Rows from a dataset
⟨

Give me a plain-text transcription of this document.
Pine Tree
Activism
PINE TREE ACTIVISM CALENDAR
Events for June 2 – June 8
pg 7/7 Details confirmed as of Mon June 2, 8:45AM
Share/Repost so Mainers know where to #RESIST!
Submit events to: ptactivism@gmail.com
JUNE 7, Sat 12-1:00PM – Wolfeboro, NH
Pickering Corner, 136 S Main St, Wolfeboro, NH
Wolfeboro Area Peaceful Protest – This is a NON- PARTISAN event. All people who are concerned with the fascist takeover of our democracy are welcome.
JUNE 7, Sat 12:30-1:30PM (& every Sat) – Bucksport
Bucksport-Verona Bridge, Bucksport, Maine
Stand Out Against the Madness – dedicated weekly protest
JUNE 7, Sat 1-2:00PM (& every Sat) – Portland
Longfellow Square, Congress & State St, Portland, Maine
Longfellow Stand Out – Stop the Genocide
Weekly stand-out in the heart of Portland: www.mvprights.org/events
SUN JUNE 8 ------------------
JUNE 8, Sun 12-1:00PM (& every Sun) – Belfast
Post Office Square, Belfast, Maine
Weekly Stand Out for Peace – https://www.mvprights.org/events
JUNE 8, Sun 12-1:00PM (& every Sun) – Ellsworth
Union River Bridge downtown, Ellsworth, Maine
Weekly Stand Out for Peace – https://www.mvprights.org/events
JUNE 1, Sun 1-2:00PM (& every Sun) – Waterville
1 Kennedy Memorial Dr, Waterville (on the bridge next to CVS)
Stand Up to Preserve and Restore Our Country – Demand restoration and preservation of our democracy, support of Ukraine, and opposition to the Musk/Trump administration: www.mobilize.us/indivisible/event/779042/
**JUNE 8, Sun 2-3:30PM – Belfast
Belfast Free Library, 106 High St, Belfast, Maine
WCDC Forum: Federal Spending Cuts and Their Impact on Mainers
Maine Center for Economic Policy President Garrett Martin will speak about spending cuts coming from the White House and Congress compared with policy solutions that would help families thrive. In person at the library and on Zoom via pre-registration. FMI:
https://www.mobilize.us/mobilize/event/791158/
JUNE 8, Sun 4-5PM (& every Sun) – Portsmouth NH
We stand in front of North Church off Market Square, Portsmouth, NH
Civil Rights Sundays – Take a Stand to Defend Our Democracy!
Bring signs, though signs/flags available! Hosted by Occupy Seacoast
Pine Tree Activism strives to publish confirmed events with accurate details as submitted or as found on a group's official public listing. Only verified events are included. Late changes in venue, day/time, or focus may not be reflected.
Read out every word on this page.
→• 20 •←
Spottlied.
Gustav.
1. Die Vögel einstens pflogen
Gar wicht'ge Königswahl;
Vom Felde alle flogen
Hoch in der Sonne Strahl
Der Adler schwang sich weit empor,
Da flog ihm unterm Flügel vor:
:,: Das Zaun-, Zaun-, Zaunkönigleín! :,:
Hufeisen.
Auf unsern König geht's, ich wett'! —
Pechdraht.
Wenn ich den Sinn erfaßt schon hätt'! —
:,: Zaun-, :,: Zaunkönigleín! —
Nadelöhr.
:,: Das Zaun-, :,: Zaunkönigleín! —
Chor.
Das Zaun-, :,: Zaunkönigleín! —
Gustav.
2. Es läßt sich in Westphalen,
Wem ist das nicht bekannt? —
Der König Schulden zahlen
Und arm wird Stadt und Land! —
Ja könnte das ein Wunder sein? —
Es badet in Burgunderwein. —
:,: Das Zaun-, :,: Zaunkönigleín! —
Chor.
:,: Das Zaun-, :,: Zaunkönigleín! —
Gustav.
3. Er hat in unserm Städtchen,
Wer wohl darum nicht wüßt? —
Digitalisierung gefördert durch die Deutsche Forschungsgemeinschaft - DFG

⟩

→ **WORK TO BE COMPLETED**: Your answer should be only a number: how many lines of the data above contain the string "Portland"?

→ **THE REPLY**: 3